[Source extract]:
Walter Ray Perkins (November 6, 1941 – December 9, 2020) was an American football coach and player. He played as a wide receiver for the University of Alabama and Baltimore Colts. He later worked as a football coach for 28 years, including stints as the head coach for the New York Giants, the University of Alabama, Tampa Bay Buccaneers, and Arkansas State University.

Early life and college career
Perkins was born in Petal, Mississippi.  He attended The University of Alabama, playing football 1964–1966. He played for coach Bear Bryant and was a teammate of Pro Football Hall of Fame quarterbacks Joe Namath and Ken Stabler.  The Crimson Tide won national championships in both 1964 and 1965, and Southeastern Conference championships in 1964, 1965, and 1966. During his senior year, he was named team captain. He was also selected as an All-American in 1966.

1964: 11 catches for 139 yards and 1 touchdown.
1965: 19 catches for 279 yards and 1 touchdown.
1966: 33 catches for 490 yards and 7 touchdowns.

NFL career
He played for the National Football League's Baltimore Colts as a wide receiver from 1967 to 1971, initially under coach Don Shula.  Perkins caught a 68-yard touchdown pass from Johnny Unitas in the 1970 AFC Championship Game to lead the Colts to a 27–17 victory over the Oakland Raiders and a berth in Super Bowl V. Perkins went on to win a Super Bowl ring after the Colts beat the Dallas Cowboys in Super Bowl V.

Coaching career
Perkins coached in the NFL as an assistant for the New England Patriots (1974–1977) and San Diego Chargers (1978) before becoming head coach of the New York Giants from 1979 to 1982. Although he only had one winning season, he helped build the team that his successor, Bill Parcells, won two Super Bowls with in 1986 and 1990.  Perkins hired future NFL head coaches Parcells, Bill Belichick and Romeo Crennel as young assistants, and was the first NFL coach for future Most Valuable Player and Hall of Fame linebacker Lawrence Taylor and future Super Bowl Most Valuable Player Phil Simms.

[Listed records]:
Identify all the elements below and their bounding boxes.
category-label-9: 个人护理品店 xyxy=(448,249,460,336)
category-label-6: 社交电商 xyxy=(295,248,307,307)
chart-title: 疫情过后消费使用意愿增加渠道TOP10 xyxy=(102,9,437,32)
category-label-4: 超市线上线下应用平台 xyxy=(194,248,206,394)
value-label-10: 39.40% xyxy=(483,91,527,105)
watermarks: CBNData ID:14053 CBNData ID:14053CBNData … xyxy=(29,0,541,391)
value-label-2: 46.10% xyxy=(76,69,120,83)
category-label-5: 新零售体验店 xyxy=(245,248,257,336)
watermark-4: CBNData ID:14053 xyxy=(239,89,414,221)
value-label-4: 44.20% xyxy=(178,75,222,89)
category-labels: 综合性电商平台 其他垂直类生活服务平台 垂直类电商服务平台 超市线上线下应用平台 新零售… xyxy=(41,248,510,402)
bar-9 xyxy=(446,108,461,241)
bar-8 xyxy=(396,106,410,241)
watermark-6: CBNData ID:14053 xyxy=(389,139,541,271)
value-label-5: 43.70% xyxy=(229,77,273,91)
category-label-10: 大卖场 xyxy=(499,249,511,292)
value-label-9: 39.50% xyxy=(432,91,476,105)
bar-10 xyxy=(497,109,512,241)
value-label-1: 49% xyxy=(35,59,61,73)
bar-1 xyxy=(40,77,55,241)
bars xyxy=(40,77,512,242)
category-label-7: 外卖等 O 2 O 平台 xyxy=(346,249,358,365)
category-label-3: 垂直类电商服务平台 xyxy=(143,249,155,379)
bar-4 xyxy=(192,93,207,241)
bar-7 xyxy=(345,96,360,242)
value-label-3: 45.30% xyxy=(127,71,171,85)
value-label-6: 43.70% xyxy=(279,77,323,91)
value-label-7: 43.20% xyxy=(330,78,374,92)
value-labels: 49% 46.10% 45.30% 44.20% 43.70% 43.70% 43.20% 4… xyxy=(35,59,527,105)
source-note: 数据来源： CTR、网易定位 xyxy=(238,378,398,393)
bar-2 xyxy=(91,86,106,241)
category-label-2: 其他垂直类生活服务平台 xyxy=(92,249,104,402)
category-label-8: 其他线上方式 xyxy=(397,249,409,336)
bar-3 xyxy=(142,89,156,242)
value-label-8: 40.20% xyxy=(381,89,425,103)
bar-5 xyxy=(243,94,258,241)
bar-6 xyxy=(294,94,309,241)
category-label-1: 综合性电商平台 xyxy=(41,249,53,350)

[About this exercise]: Continue the biography of Ray Perkins from the end of its last paragraph.

[Exercise answer]:
When Bryant retired after the 1982 season, Perkins took on the daunting task of succeeding him at Alabama. He coached the Crimson Tide for four years from 1983 to 1986, compiling a record of 32–15–1. However, he went 5–6 in 1984, the school's first losing season since 1957, the year before Bryant's tenure began. Although he won three bowl games during his tenure, it was far short of what Alabama fans had come to expect. Increasing pressure from boosters and alumni at Alabama made Perkins receptive to a lucrative contract offer from the Tampa Bay Buccaneers after the 1986 Alabama season.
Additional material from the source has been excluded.